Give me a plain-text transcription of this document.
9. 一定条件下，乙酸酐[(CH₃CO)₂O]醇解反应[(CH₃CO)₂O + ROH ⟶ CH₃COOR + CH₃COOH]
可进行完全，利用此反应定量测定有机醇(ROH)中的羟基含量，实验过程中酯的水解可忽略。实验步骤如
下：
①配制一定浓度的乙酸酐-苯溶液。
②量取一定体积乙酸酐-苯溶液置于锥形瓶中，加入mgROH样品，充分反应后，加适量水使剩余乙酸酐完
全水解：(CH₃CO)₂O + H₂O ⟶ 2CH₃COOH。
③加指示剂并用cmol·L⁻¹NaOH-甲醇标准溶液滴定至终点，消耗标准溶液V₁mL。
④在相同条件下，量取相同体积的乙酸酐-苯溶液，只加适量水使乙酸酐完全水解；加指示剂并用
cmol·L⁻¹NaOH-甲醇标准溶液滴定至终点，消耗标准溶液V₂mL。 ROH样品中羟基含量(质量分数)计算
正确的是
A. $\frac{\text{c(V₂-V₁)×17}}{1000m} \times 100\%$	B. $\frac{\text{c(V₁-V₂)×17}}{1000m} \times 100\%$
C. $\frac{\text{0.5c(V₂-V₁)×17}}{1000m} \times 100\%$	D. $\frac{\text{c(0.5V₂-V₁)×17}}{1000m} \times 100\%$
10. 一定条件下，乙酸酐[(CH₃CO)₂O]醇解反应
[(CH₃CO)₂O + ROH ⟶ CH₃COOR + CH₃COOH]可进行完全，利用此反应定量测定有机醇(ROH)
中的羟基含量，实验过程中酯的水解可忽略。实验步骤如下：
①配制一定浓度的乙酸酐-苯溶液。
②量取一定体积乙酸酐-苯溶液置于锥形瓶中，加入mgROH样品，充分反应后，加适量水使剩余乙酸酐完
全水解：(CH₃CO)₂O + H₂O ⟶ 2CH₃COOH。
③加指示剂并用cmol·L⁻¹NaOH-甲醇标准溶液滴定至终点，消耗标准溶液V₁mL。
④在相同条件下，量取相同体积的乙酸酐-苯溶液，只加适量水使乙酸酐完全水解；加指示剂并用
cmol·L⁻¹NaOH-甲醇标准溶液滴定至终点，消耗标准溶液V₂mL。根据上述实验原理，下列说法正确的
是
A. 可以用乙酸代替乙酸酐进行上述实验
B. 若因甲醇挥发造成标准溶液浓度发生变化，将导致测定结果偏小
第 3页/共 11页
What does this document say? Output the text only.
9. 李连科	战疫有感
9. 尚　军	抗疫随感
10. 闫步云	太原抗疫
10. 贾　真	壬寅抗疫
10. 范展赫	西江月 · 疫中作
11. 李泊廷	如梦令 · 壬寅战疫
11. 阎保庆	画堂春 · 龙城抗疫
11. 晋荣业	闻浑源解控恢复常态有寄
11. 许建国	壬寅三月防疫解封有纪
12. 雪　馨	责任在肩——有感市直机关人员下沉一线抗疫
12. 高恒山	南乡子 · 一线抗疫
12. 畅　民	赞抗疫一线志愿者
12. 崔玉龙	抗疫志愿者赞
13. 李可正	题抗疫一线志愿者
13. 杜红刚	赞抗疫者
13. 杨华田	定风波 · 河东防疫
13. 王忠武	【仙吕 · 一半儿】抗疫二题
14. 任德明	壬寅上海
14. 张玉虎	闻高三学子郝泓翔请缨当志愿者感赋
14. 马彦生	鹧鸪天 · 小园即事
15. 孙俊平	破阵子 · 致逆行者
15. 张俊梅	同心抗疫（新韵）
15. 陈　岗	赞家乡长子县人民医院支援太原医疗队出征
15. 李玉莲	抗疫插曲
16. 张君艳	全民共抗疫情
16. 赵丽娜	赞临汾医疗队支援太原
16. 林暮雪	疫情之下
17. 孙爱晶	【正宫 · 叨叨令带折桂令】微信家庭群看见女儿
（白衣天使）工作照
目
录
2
-*-*-
Please reproduce all of the entries exactly as they stand.

ANSWER TO THIS TASK.
Give me a plain-text transcription of this document.
9. 一定条件下，乙酸酐[(CH₃CO)₂O]醇解反应[(CH₃CO)₂O + ROH ⟶ CH₃COOR + CH₃COOH]
可进行完全，利用此反应定量测定有机醇(ROH)中的羟基含量，实验过程中酯的水解可忽略。实验步骤如
下：
①配制一定浓度的乙酸酐-苯溶液。
②量取一定体积乙酸酐-苯溶液置于锥形瓶中，加入mgROH样品，充分反应后，加适量水使剩余乙酸酐完
全水解：(CH₃CO)₂O + H₂O ⟶ 2CH₃COOH。
③加指示剂并用cmol·L⁻¹NaOH-甲醇标准溶液滴定至终点，消耗标准溶液V₁mL。
④在相同条件下，量取相同体积的乙酸酐-苯溶液，只加适量水使乙酸酐完全水解；加指示剂并用
cmol·L⁻¹NaOH-甲醇标准溶液滴定至终点，消耗标准溶液V₂mL。 ROH样品中羟基含量(质量分数)计算
正确的是
A. $\frac{\text{c(V₂-V₁)×17}}{1000m} \times 100\%$	B. $\frac{\text{c(V₁-V₂)×17}}{1000m} \times 100\%$
C. $\frac{\text{0.5c(V₂-V₁)×17}}{1000m} \times 100\%$	D. $\frac{\text{c(0.5V₂-V₁)×17}}{1000m} \times 100\%$
10. 一定条件下，乙酸酐[(CH₃CO)₂O]醇解反应
[(CH₃CO)₂O + ROH ⟶ CH₃COOR + CH₃COOH]可进行完全，利用此反应定量测定有机醇(ROH)
中的羟基含量，实验过程中酯的水解可忽略。实验步骤如下：
①配制一定浓度的乙酸酐-苯溶液。
②量取一定体积乙酸酐-苯溶液置于锥形瓶中，加入mgROH样品，充分反应后，加适量水使剩余乙酸酐完
全水解：(CH₃CO)₂O + H₂O ⟶ 2CH₃COOH。
③加指示剂并用cmol·L⁻¹NaOH-甲醇标准溶液滴定至终点，消耗标准溶液V₁mL。
④在相同条件下，量取相同体积的乙酸酐-苯溶液，只加适量水使乙酸酐完全水解；加指示剂并用
cmol·L⁻¹NaOH-甲醇标准溶液滴定至终点，消耗标准溶液V₂mL。根据上述实验原理，下列说法正确的
是
A. 可以用乙酸代替乙酸酐进行上述实验
B. 若因甲醇挥发造成标准溶液浓度发生变化，将导致测定结果偏小
第 3页/共 11页
What does this document say? Output the text only.
9. 李连科	战疫有感
9. 尚　军	抗疫随感
10. 闫步云	太原抗疫
10. 贾　真	壬寅抗疫
10. 范展赫	西江月 · 疫中作
11. 李泊廷	如梦令 · 壬寅战疫
11. 阎保庆	画堂春 · 龙城抗疫
11. 晋荣业	闻浑源解控恢复常态有寄
11. 许建国	壬寅三月防疫解封有纪
12. 雪　馨	责任在肩——有感市直机关人员下沉一线抗疫
12. 高恒山	南乡子 · 一线抗疫
12. 畅　民	赞抗疫一线志愿者
12. 崔玉龙	抗疫志愿者赞
13. 李可正	题抗疫一线志愿者
13. 杜红刚	赞抗疫者
13. 杨华田	定风波 · 河东防疫
13. 王忠武	【仙吕 · 一半儿】抗疫二题
14. 任德明	壬寅上海
14. 张玉虎	闻高三学子郝泓翔请缨当志愿者感赋
14. 马彦生	鹧鸪天 · 小园即事
15. 孙俊平	破阵子 · 致逆行者
15. 张俊梅	同心抗疫（新韵）
15. 陈　岗	赞家乡长子县人民医院支援太原医疗队出征
15. 李玉莲	抗疫插曲
16. 张君艳	全民共抗疫情
16. 赵丽娜	赞临汾医疗队支援太原
16. 林暮雪	疫情之下
17. 孙爱晶	【正宫 · 叨叨令带折桂令】微信家庭群看见女儿
（白衣天使）工作照
目
录
2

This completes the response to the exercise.